**SET EXERCISE**
Across the entries below, how many lines contain the word "models"? Give the number alone.

**PROVIDED RECORDS**
=-=-=

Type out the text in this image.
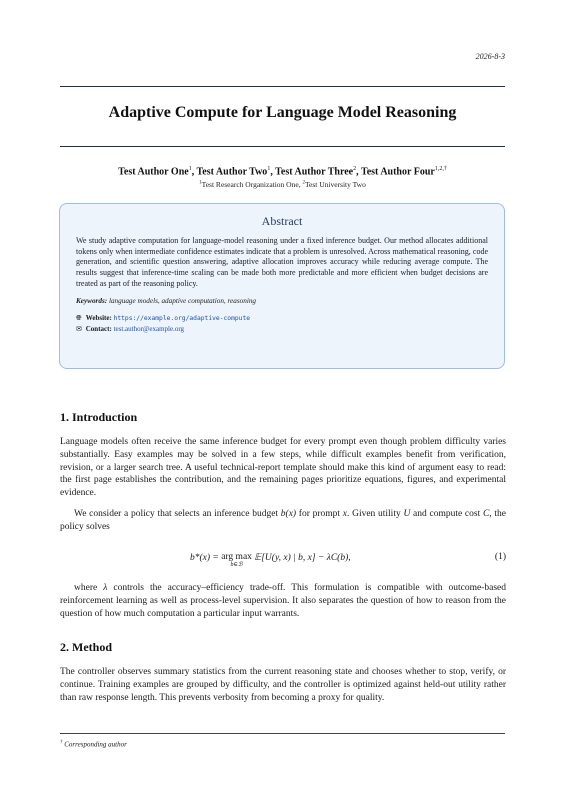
2026-8-3
Adaptive Compute for Language Model Reasoning
Test Author One$^1$, Test Author Two$^1$, Test Author Three$^2$, Test Author Four$^{1,2,\dagger}$
$^1$Test Research Organization One, $^2$Test University Two
Abstract

We study adaptive computation for language-model reasoning under a fixed inference budget. Our method allocates additional tokens only when intermediate confidence estimates indicate that a problem is unresolved. Across mathematical reasoning, code generation, and scientific question answering, adaptive allocation improves accuracy while reducing average compute. The results suggest that inference-time scaling can be made both more predictable and more efficient when budget decisions are treated as part of the reasoning policy.

Keywords: language models, adaptive computation, reasoning
🌐︎ Website: https://example.org/adaptive-compute
✉ Contact: test.author@example.org
1. Introduction

Language models often receive the same inference budget for every prompt even though problem difficulty varies substantially. Easy examples may be solved in a few steps, while difficult examples benefit from verification, revision, or a larger search tree. A useful technical-report template should make this kind of argument easy to read: the first page establishes the contribution, and the remaining pages prioritize equations, figures, and experimental evidence.

We consider a policy that selects an inference budget b(x) for prompt x. Given utility U and compute cost C, the policy solves

b*(x) = arg max
b∈ℬ
𝔼[U(y, x) | b, x] − λC(b),	(1)

where λ controls the accuracy–efficiency trade-off. This formulation is compatible with outcome-based reinforcement learning as well as process-level supervision. It also separates the question of how to reason from the question of how much computation a particular input warrants.

2. Method

The controller observes summary statistics from the current reasoning state and chooses whether to stop, verify, or continue. Training examples are grouped by difficulty, and the controller is optimized against held-out utility rather than raw response length. This prevents verbosity from becoming a proxy for quality.

† Corresponding author
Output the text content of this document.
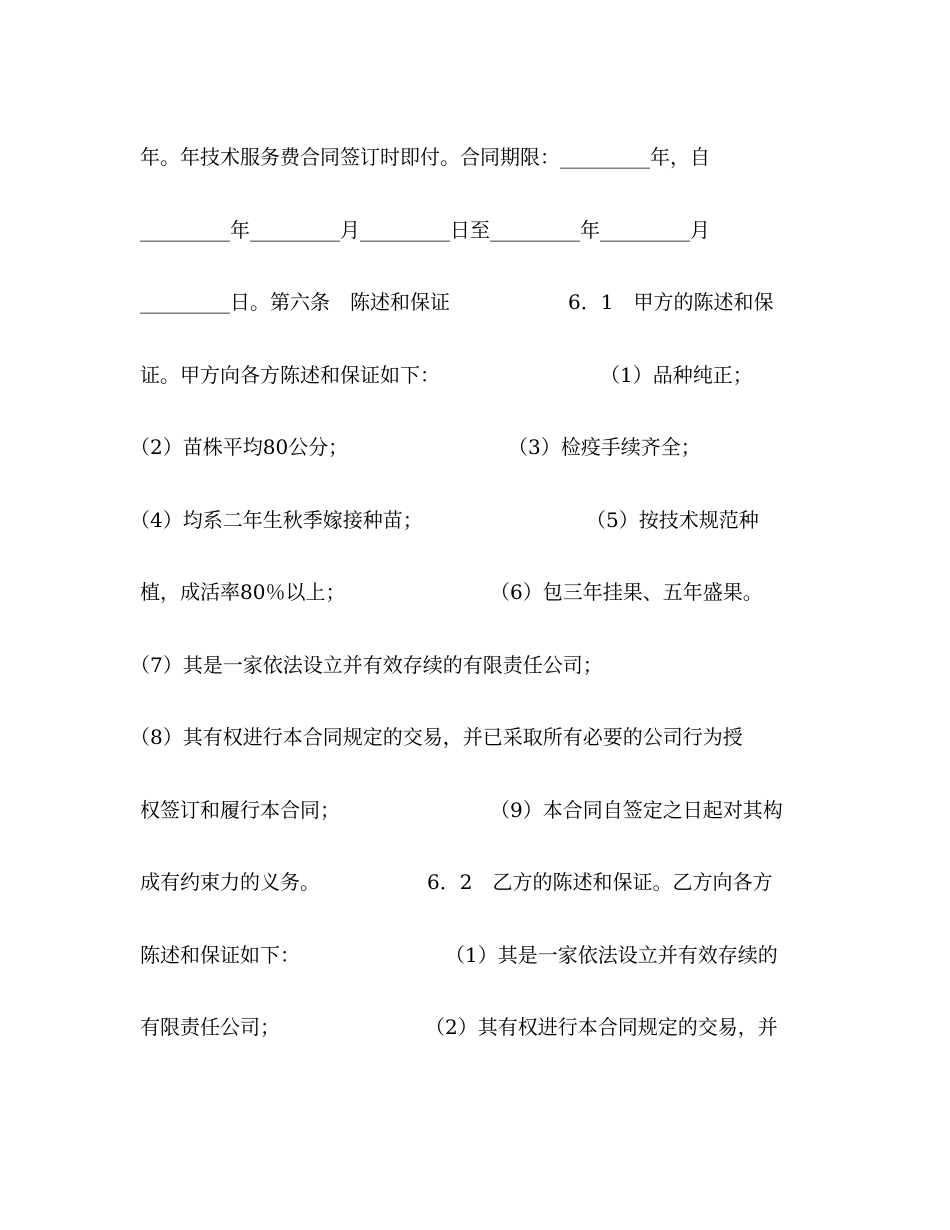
年。年技术服务费合同签订时即付。合同期限：_________年，自

_________年_________月_________日至_________年_________月

_________日。第六条　陈述和保证

	6．1　甲方的陈述和保

证。甲方向各方陈述和保证如下：

	（1）品种纯正；

（2）苗株平均80公分；

	（3）检疫手续齐全；

（4）均系二年生秋季嫁接种苗；

	（5）按技术规范种

植，成活率80％以上；

	（6）包三年挂果、五年盛果。

（7）其是一家依法设立并有效存续的有限责任公司；

（8）其有权进行本合同规定的交易，并已采取所有必要的公司行为授

权签订和履行本合同；

	（9）本合同自签定之日起对其构

成有约束力的义务。

	6．2　乙方的陈述和保证。乙方向各方

陈述和保证如下：

	（1）其是一家依法设立并有效存续的

有限责任公司；

	（2）其有权进行本合同规定的交易，并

=-=-=

**TASK RESULT**
2